Soziale Netzwerke von Prominenten: Mitglied im Gaga-Universum

Ob 50 Cent, Zooey Deschanel oder Lady Gaga – im Netz errichten Prominente soziale Netzwerke zur Fanbindung. Sie scheinen zum Greifen nah und sind doch ganz weit weg.

„Bitte nicht anfassen“: Lady Gaga und Fans. Bild: dpa

LONDON taz | Prominente verschanzen sich gerne. Hinter hohen Zäunen, Bodyguards und einstweiligen Verfügungen. Sie machen nicht in Hotels Urlaub, sondern haben Luxusvillen auf der ganzen Welt oder steigen bei anderen Promi-Freunden ab. Sie reisen mit dem eigenen Flugzeug oder Chauffeur. Die breite Masse vermeiden sie wie der Teufel das Weihwasser – es sei denn, sie wollen Musik, Kinofilme, Parfüms und andere Produkte mit ihrem Namen darauf an den Mann oder die Frau bringen.
+-------+
AUFGABENSTELLUNG
Beantworte zum Artikel über soziale Netzwerke von Prominenten oben folgende Fragen:
(a) Welche drei Prominenten nennt der Vorspann als Beispiele?
(b) Welche Agentur ist als Quelle des Bildes angegeben?
(c) Womit reisen Prominente laut dem Artikel?

BEREITGESTELLTES MATERIAL
+-------+
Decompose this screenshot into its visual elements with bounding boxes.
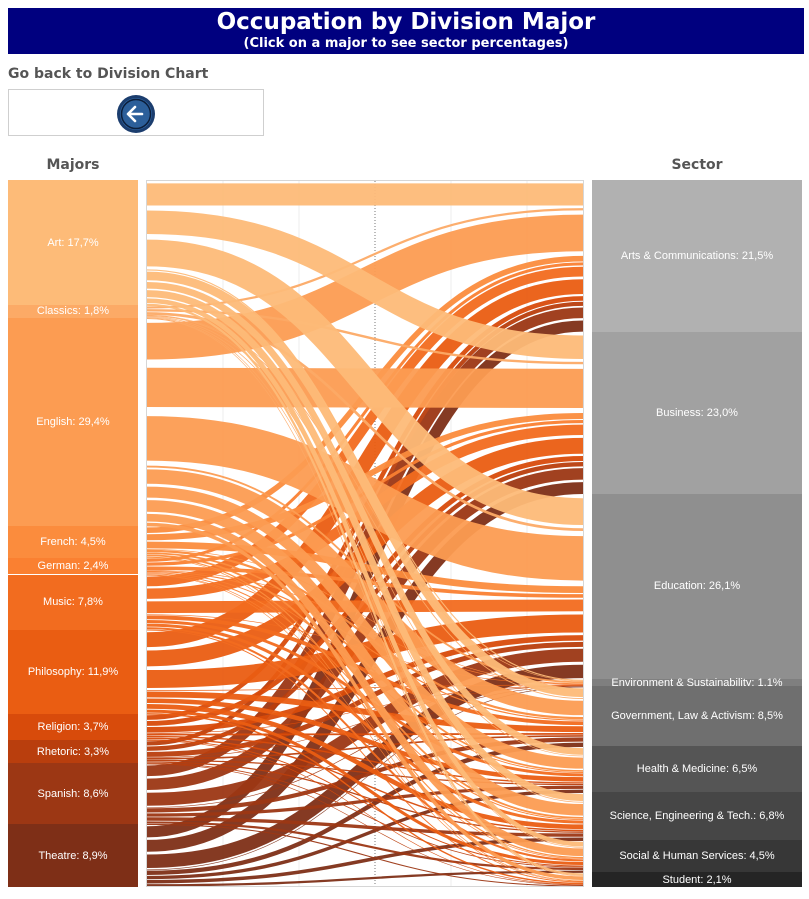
+-------+
RICHTIGE ANTWORT
(a) 50 Cent, Zooey Deschanel und Lady Gaga
(b) dpa
(c) Mit dem eigenen Flugzeug oder Chauffeur